## [Problem details]
Leave out any pictures and transcribe all other data below exactly.

## [Data in this exercise]
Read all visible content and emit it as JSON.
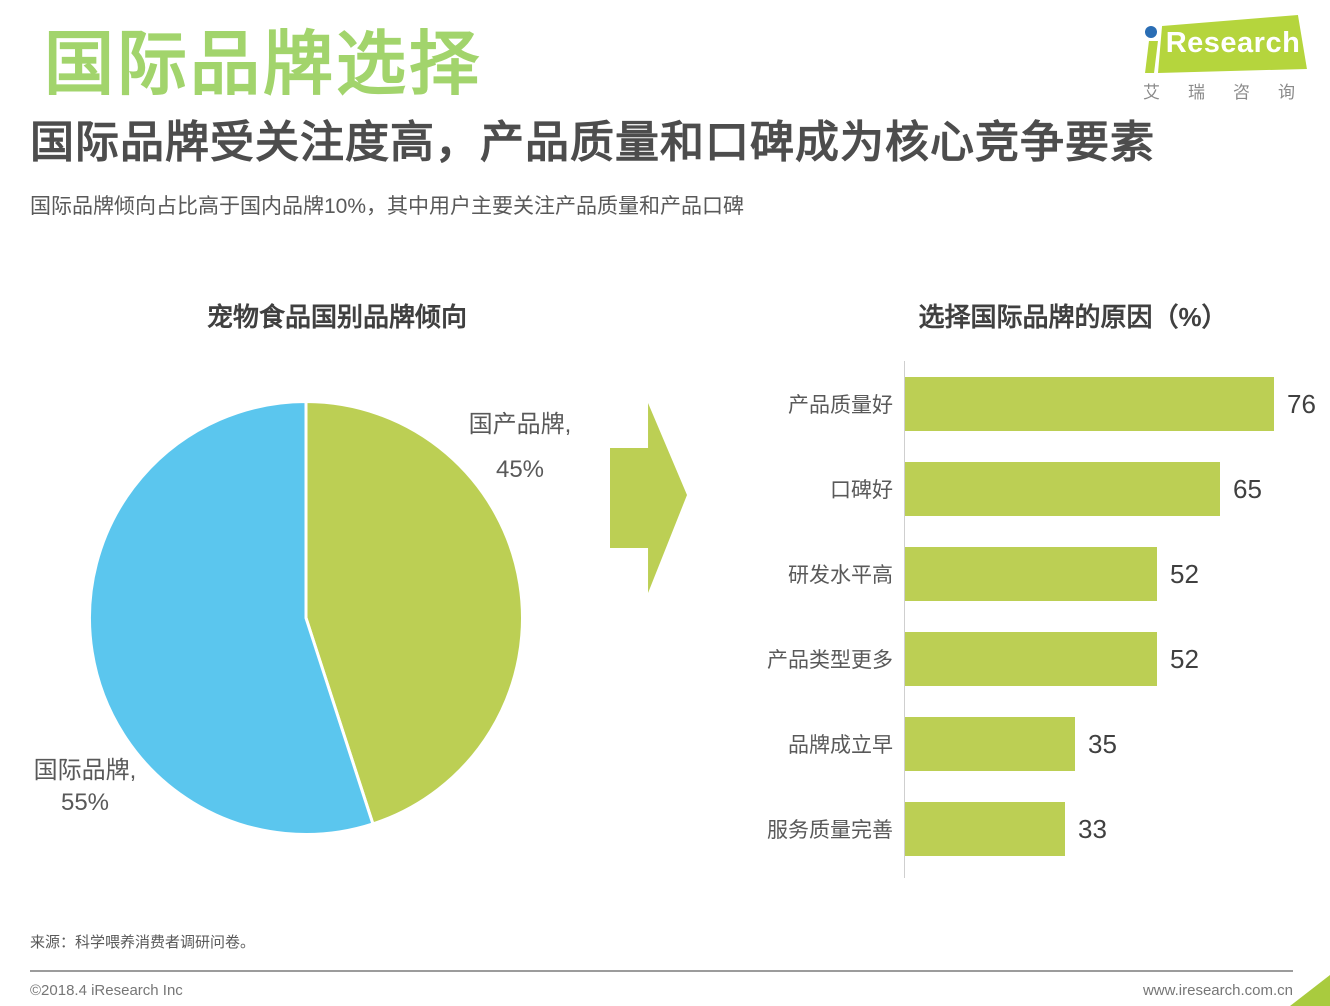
{
  "page": {
    "title": "国际品牌选择",
    "subtitle": "国际品牌受关注度高，产品质量和口碑成为核心竞争要素",
    "description": "国际品牌倾向占比高于国内品牌10%，其中用户主要关注产品质量和产品口碑"
  },
  "logo": {
    "brand": "Research",
    "chinese": "艾瑞咨询"
  },
  "colors": {
    "heading_green": "#A2D46C",
    "chart_green": "#BCCF54",
    "pie_blue": "#5BC6EE",
    "logo_green": "#B5D53D",
    "logo_dot_blue": "#2A6DB4"
  },
  "chart_data": [
    {
      "type": "pie",
      "title": "宠物食品国别品牌倾向",
      "start_angle": "top",
      "direction": "clockwise",
      "slices": [
        {
          "label": "国产品牌",
          "value": 45,
          "color": "#BCCF54",
          "display": [
            "国产品牌,",
            "45%"
          ]
        },
        {
          "label": "国际品牌",
          "value": 55,
          "color": "#5BC6EE",
          "display": [
            "国际品牌,",
            "55%"
          ]
        }
      ]
    },
    {
      "type": "bar",
      "title": "选择国际品牌的原因（%）",
      "orientation": "horizontal",
      "categories": [
        "产品质量好",
        "口碑好",
        "研发水平高",
        "产品类型更多",
        "品牌成立早",
        "服务质量完善"
      ],
      "values": [
        76,
        65,
        52,
        52,
        35,
        33
      ],
      "xlim": [
        0,
        80
      ],
      "bar_color": "#BCCF54",
      "grid": false,
      "legend": false
    }
  ],
  "footer": {
    "source": "来源：科学喂养消费者调研问卷。",
    "copyright": "©2018.4 iResearch Inc",
    "website": "www.iresearch.com.cn"
  }
}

## [Task solution]
Read all visible content and emit it as JSON.
{
  "page": {
    "title": "国际品牌选择",
    "subtitle": "国际品牌受关注度高，产品质量和口碑成为核心竞争要素",
    "description": "国际品牌倾向占比高于国内品牌10%，其中用户主要关注产品质量和产品口碑"
  },
  "logo": {
    "brand": "Research",
    "chinese": "艾瑞咨询"
  },
  "colors": {
    "heading_green": "#A2D46C",
    "chart_green": "#BCCF54",
    "pie_blue": "#5BC6EE",
    "logo_green": "#B5D53D",
    "logo_dot_blue": "#2A6DB4"
  },
  "chart_data": [
    {
      "type": "pie",
      "title": "宠物食品国别品牌倾向",
      "start_angle": "top",
      "direction": "clockwise",
      "slices": [
        {
          "label": "国产品牌",
          "value": 45,
          "color": "#BCCF54",
          "display": [
            "国产品牌,",
            "45%"
          ]
        },
        {
          "label": "国际品牌",
          "value": 55,
          "color": "#5BC6EE",
          "display": [
            "国际品牌,",
            "55%"
          ]
        }
      ]
    },
    {
      "type": "bar",
      "title": "选择国际品牌的原因（%）",
      "orientation": "horizontal",
      "categories": [
        "产品质量好",
        "口碑好",
        "研发水平高",
        "产品类型更多",
        "品牌成立早",
        "服务质量完善"
      ],
      "values": [
        76,
        65,
        52,
        52,
        35,
        33
      ],
      "xlim": [
        0,
        80
      ],
      "bar_color": "#BCCF54",
      "grid": false,
      "legend": false
    }
  ],
  "footer": {
    "source": "来源：科学喂养消费者调研问卷。",
    "copyright": "©2018.4 iResearch Inc",
    "website": "www.iresearch.com.cn"
  }
}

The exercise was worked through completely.